* [Required work] I'd like every record written out again, exactly as it is.

* [Given records]
######

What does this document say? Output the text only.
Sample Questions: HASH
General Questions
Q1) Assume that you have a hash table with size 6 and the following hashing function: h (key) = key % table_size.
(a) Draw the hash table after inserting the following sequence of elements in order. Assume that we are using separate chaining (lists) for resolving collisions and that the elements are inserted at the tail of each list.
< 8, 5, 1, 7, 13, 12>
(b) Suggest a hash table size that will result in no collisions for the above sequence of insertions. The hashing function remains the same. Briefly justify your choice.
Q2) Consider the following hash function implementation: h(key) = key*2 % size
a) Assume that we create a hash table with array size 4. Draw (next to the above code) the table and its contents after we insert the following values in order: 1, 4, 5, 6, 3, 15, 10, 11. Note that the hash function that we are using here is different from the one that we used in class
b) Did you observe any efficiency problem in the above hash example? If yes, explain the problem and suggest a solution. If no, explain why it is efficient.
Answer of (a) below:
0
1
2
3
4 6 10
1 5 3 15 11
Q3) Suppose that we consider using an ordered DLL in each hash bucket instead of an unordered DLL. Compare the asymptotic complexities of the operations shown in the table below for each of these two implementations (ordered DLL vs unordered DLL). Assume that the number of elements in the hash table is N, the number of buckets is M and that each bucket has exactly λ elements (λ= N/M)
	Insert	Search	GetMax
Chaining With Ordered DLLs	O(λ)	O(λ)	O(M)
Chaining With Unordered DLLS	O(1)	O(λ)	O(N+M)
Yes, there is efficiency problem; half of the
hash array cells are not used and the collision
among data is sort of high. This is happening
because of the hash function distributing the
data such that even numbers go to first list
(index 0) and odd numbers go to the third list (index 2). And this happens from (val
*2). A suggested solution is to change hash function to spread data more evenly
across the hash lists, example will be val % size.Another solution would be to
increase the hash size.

######

* [Result]
What does this document say? Output the text only.
Sample Questions: HASH
General Questions
Q1) Assume that you have a hash table with size 6 and the following hashing function: h (key) = key % table_size.
(a) Draw the hash table after inserting the following sequence of elements in order. Assume that we are using separate chaining (lists) for resolving collisions and that the elements are inserted at the tail of each list.
< 8, 5, 1, 7, 13, 12>
(b) Suggest a hash table size that will result in no collisions for the above sequence of insertions. The hashing function remains the same. Briefly justify your choice.
Q2) Consider the following hash function implementation: h(key) = key*2 % size
a) Assume that we create a hash table with array size 4. Draw (next to the above code) the table and its contents after we insert the following values in order: 1, 4, 5, 6, 3, 15, 10, 11. Note that the hash function that we are using here is different from the one that we used in class
b) Did you observe any efficiency problem in the above hash example? If yes, explain the problem and suggest a solution. If no, explain why it is efficient.
Answer of (a) below:
0
1
2
3
4 6 10
1 5 3 15 11
Q3) Suppose that we consider using an ordered DLL in each hash bucket instead of an unordered DLL. Compare the asymptotic complexities of the operations shown in the table below for each of these two implementations (ordered DLL vs unordered DLL). Assume that the number of elements in the hash table is N, the number of buckets is M and that each bucket has exactly λ elements (λ= N/M)
	Insert	Search	GetMax
Chaining With Ordered DLLs	O(λ)	O(λ)	O(M)
Chaining With Unordered DLLS	O(1)	O(λ)	O(N+M)
Yes, there is efficiency problem; half of the
hash array cells are not used and the collision
among data is sort of high. This is happening
because of the hash function distributing the
data such that even numbers go to first list
(index 0) and odd numbers go to the third list (index 2). And this happens from (val
*2). A suggested solution is to change hash function to spread data more evenly
across the hash lists, example will be val % size.Another solution would be to
increase the hash size.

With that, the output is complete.